__Exercise task__.
What is the count of lines in the listing below that hold the string "целей"? Reply with that number alone.

__Material provided__.
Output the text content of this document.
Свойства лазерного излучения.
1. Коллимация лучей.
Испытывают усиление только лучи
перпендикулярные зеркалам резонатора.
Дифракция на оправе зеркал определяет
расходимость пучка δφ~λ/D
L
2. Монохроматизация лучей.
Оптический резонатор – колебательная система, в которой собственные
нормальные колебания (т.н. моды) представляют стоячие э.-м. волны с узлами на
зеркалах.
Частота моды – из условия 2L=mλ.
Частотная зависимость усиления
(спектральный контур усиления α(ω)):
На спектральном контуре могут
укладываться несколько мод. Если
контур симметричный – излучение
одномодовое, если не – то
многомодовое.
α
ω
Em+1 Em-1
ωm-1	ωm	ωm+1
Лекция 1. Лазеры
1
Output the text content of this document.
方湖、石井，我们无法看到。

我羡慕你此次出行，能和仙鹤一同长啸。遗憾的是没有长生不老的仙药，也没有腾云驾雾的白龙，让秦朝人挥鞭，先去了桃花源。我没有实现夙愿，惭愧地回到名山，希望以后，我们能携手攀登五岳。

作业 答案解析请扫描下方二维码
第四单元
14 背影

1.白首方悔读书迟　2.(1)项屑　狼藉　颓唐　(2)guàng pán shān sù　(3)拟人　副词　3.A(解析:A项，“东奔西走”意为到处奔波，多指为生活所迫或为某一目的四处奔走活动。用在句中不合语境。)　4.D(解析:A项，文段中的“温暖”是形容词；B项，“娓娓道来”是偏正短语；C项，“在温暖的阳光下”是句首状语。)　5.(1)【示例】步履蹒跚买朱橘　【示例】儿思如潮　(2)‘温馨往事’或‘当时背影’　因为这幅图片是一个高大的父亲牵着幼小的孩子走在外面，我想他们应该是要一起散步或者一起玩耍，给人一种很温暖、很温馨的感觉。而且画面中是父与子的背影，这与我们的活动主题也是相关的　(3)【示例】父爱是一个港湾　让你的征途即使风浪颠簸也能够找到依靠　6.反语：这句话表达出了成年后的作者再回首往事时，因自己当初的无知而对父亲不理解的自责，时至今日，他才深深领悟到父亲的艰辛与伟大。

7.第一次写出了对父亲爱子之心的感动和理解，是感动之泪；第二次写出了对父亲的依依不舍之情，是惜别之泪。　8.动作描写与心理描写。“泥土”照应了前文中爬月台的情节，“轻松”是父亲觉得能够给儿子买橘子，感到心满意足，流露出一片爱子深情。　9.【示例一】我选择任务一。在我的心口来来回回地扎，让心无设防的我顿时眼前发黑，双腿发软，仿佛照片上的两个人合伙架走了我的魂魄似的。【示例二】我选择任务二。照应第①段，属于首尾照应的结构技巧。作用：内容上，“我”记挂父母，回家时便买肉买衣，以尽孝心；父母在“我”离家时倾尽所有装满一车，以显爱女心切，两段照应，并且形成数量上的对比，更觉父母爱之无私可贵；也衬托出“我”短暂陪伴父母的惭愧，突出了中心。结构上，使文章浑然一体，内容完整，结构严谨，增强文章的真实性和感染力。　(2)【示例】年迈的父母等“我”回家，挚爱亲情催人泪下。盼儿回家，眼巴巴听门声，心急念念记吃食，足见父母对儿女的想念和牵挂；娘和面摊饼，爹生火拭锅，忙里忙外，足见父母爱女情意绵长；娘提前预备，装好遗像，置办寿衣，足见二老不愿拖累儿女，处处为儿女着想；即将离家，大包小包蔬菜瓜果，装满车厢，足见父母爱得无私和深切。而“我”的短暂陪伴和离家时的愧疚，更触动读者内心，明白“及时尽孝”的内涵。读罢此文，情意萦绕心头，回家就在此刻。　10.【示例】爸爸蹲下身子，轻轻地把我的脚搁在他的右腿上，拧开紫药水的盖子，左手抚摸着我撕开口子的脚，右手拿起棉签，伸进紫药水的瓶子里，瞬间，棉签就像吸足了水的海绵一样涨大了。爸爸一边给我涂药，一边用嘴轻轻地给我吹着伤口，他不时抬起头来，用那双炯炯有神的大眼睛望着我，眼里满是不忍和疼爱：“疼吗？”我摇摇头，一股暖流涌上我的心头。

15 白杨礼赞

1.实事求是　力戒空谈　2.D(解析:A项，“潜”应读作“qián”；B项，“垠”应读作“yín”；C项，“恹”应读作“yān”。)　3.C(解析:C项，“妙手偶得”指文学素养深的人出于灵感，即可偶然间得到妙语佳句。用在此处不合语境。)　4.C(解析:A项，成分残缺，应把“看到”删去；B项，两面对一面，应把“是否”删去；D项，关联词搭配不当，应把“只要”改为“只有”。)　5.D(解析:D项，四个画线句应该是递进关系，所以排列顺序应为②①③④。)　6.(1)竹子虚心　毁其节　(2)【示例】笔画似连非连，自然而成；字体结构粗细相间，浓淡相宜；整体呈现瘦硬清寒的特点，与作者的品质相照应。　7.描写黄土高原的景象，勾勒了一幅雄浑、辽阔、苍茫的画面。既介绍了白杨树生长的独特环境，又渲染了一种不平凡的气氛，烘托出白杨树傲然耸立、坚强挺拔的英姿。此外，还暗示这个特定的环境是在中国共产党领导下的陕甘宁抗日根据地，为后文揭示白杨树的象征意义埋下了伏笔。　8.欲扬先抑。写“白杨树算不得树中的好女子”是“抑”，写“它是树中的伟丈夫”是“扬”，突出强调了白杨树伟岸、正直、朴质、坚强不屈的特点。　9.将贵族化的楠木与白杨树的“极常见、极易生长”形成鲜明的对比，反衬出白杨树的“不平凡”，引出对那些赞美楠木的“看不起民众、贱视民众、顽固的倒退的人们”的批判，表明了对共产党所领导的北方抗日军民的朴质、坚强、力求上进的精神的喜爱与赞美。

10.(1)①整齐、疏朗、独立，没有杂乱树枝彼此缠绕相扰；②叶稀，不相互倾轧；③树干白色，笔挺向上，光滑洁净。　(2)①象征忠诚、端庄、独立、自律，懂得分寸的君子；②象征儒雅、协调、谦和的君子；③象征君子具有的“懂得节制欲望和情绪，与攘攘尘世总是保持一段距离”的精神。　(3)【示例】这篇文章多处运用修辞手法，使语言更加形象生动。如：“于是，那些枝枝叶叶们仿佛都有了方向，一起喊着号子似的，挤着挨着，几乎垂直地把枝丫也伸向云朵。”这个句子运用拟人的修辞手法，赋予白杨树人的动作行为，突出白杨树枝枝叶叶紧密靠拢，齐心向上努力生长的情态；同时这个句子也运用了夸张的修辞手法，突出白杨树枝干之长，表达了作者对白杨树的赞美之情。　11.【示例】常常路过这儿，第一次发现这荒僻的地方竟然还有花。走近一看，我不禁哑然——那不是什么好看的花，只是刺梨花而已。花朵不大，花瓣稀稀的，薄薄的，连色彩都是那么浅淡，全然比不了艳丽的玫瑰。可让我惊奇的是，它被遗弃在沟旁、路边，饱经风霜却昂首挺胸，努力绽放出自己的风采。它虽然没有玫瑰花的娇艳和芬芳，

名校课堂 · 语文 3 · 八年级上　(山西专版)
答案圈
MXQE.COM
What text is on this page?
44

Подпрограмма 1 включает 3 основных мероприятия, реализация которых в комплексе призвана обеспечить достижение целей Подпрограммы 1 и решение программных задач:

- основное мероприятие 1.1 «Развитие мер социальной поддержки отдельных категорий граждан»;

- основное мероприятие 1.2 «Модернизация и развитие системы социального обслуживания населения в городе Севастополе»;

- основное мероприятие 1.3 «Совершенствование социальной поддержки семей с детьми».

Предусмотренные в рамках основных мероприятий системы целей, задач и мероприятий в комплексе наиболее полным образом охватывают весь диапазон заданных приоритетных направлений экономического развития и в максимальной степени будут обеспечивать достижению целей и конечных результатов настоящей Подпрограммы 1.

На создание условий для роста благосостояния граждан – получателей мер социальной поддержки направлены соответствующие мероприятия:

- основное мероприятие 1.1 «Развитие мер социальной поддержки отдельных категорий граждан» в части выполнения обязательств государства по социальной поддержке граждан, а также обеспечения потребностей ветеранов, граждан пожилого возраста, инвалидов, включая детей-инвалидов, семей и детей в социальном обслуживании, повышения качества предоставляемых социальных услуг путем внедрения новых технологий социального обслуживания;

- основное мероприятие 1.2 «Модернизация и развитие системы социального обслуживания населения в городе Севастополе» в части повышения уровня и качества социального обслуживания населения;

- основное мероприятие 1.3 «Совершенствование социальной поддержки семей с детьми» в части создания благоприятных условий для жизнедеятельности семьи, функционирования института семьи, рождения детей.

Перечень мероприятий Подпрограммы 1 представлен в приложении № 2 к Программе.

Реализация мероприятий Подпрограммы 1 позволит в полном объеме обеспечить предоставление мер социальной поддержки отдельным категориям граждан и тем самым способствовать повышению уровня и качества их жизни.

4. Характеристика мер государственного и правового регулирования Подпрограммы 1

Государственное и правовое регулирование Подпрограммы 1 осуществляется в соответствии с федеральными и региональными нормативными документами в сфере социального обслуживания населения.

__Output of the exercise__.
2